- [Goal of the exercise]
Transcribe the listing that follows in full, omitting pictures.
** BEGIN Provided information **
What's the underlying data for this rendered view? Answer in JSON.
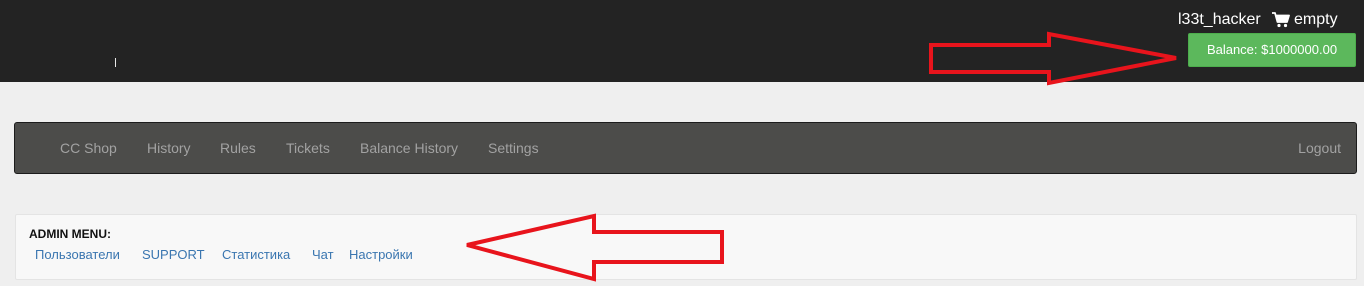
{
  "header": {
    "username": "l33t_hacker",
    "cart_label": "empty",
    "balance_label": "Balance: $1000000.00"
  },
  "nav": {
    "items": [
      {
        "label": "CC Shop"
      },
      {
        "label": "History"
      },
      {
        "label": "Rules"
      },
      {
        "label": "Tickets"
      },
      {
        "label": "Balance History"
      },
      {
        "label": "Settings"
      }
    ],
    "logout_label": "Logout"
  },
  "admin_menu": {
    "title": "ADMIN MENU:",
    "links": [
      {
        "label": "Пользователи"
      },
      {
        "label": "SUPPORT"
      },
      {
        "label": "Статистика"
      },
      {
        "label": "Чат"
      },
      {
        "label": "Настройки"
      }
    ]
  },
  "icons": {
    "cart": "shopping-cart-icon",
    "annotation": "red-arrow-annotation"
  },
  "colors": {
    "topbar_bg": "#232323",
    "balance_button": "#5cb85c",
    "navbar_bg": "#4c4c4a",
    "nav_text": "#a2a2a2",
    "admin_link": "#3a76b0",
    "annotation_red": "#e8141c"
  }
}
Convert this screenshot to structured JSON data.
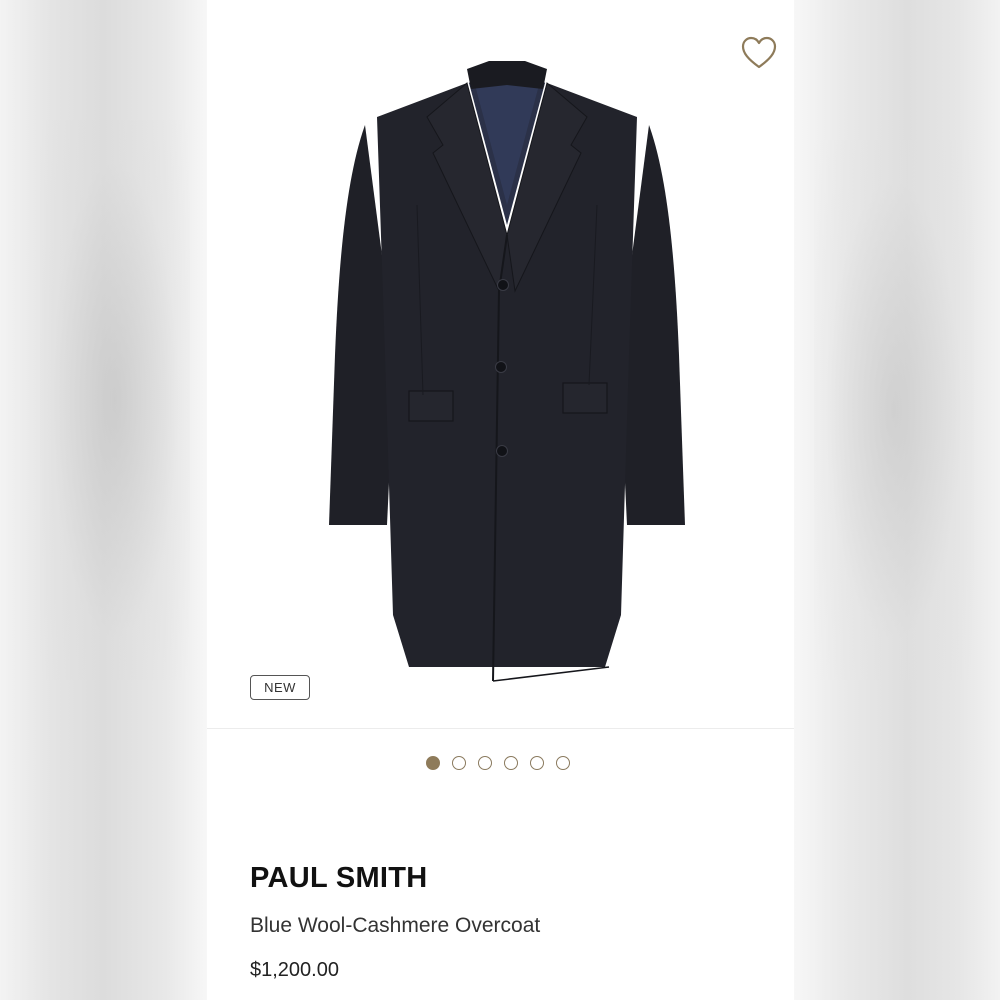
** END Provided information **
- [Answer to this exercise]
What's the underlying data for this rendered view? Answer in JSON.
{
  "header": {
    "username": "l33t_hacker",
    "cart_label": "empty",
    "balance_label": "Balance: $1000000.00"
  },
  "nav": {
    "items": [
      {
        "label": "CC Shop"
      },
      {
        "label": "History"
      },
      {
        "label": "Rules"
      },
      {
        "label": "Tickets"
      },
      {
        "label": "Balance History"
      },
      {
        "label": "Settings"
      }
    ],
    "logout_label": "Logout"
  },
  "admin_menu": {
    "title": "ADMIN MENU:",
    "links": [
      {
        "label": "Пользователи"
      },
      {
        "label": "SUPPORT"
      },
      {
        "label": "Статистика"
      },
      {
        "label": "Чат"
      },
      {
        "label": "Настройки"
      }
    ]
  },
  "icons": {
    "cart": "shopping-cart-icon",
    "annotation": "red-arrow-annotation"
  },
  "colors": {
    "topbar_bg": "#232323",
    "balance_button": "#5cb85c",
    "navbar_bg": "#4c4c4a",
    "nav_text": "#a2a2a2",
    "admin_link": "#3a76b0",
    "annotation_red": "#e8141c"
  }
}
Convert this screenshot to structured JSON data.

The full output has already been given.